INPUT FOR THIS TASK:
===
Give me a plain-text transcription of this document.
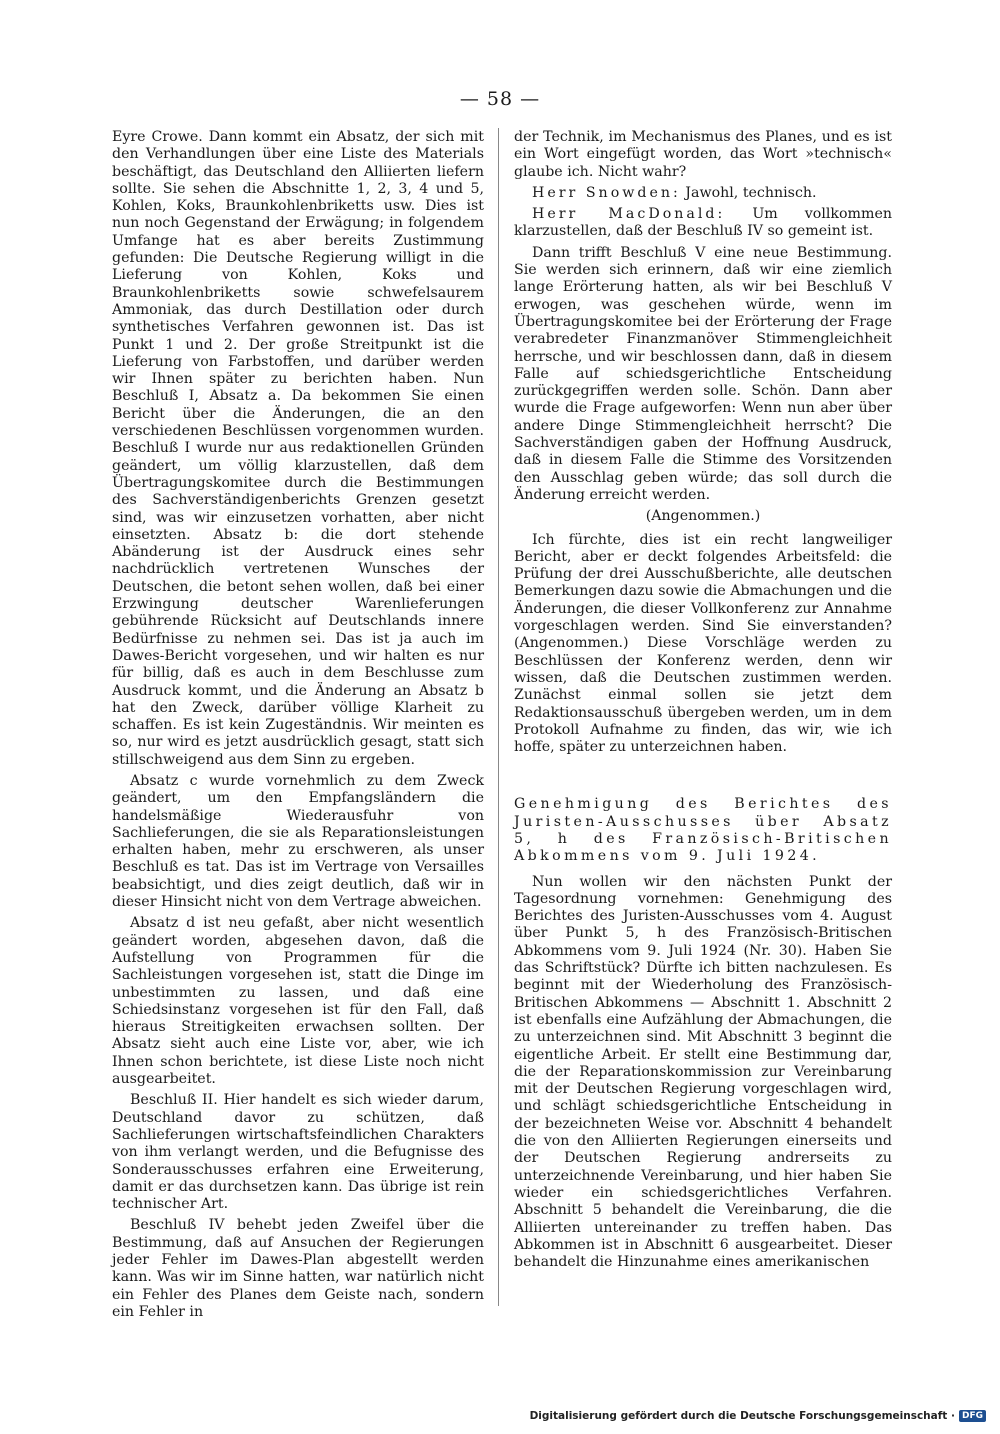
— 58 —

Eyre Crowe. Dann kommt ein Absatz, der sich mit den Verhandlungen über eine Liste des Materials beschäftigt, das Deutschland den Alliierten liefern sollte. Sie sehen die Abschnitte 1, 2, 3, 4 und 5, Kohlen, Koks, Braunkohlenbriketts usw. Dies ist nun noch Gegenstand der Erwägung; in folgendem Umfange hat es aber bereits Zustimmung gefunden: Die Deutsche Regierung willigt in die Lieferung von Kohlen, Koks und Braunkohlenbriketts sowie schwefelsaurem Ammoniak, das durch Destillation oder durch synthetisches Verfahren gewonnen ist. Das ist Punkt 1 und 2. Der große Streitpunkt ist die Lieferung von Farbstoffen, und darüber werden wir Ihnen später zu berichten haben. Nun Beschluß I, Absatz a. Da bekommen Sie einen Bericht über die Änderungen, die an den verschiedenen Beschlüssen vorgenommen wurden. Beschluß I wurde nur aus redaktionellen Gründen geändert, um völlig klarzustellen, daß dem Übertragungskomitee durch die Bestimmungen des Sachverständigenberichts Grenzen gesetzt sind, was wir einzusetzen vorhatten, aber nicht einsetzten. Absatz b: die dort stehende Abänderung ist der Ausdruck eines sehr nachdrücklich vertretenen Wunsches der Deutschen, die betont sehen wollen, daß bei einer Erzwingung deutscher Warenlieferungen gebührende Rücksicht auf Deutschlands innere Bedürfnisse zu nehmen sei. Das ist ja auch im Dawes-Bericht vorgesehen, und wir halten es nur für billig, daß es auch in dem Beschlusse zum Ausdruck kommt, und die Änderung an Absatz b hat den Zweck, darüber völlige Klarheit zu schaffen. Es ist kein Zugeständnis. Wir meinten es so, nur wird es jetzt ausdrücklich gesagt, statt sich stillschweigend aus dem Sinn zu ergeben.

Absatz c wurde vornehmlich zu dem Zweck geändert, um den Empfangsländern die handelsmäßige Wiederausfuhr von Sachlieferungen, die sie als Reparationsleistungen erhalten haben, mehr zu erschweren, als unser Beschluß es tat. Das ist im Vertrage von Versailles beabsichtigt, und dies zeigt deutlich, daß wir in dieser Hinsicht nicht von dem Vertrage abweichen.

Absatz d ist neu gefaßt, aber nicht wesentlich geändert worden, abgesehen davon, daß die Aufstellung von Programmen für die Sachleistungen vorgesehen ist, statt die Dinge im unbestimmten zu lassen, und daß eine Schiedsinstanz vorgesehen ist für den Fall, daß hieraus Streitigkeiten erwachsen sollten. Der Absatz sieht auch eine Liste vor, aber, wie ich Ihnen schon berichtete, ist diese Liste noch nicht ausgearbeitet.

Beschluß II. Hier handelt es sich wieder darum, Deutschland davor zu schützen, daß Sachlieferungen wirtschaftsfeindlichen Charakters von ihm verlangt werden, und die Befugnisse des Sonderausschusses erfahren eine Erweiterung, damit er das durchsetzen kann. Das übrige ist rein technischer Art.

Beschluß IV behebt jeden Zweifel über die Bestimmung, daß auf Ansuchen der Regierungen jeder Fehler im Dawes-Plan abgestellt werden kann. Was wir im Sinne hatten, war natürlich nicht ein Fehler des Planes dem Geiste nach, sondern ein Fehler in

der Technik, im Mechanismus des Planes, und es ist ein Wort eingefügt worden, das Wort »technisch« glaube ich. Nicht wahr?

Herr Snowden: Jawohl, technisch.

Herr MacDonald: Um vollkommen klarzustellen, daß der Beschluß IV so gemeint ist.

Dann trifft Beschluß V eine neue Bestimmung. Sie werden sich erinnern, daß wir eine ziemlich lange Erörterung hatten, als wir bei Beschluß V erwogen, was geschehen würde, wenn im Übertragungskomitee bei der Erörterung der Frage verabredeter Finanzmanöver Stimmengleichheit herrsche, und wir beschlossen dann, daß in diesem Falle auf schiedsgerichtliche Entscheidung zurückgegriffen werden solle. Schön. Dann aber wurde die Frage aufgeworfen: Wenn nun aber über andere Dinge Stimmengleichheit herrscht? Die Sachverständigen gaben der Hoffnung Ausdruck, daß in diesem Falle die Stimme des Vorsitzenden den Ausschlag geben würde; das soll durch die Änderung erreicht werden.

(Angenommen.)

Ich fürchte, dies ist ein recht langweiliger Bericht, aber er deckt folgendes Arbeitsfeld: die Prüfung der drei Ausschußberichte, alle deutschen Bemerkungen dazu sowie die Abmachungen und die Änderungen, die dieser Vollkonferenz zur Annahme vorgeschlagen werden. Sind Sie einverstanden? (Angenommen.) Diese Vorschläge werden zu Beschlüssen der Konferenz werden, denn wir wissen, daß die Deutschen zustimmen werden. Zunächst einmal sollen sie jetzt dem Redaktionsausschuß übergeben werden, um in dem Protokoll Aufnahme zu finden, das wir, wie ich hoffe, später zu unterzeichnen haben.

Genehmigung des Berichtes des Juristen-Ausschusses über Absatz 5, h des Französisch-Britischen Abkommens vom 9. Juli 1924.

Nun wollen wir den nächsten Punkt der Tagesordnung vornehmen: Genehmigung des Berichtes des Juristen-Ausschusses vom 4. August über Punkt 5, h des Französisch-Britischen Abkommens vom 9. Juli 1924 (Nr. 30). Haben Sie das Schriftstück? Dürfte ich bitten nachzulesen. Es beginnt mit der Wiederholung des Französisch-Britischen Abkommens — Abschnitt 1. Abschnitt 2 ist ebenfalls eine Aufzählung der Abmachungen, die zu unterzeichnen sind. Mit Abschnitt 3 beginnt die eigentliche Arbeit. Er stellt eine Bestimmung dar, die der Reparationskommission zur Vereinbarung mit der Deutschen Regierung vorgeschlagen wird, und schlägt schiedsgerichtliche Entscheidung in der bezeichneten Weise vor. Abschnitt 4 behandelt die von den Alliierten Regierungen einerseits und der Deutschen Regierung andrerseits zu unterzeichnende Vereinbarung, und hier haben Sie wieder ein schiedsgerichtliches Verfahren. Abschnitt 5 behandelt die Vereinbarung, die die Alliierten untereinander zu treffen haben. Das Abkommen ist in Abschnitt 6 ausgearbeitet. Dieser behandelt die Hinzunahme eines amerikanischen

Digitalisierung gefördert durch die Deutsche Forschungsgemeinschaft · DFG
===
WORK REQUIRED: Work out how many lines in the listing above hold the word "worden", and answer only with that number.

SOLUTION TO THIS EXERCISE: 2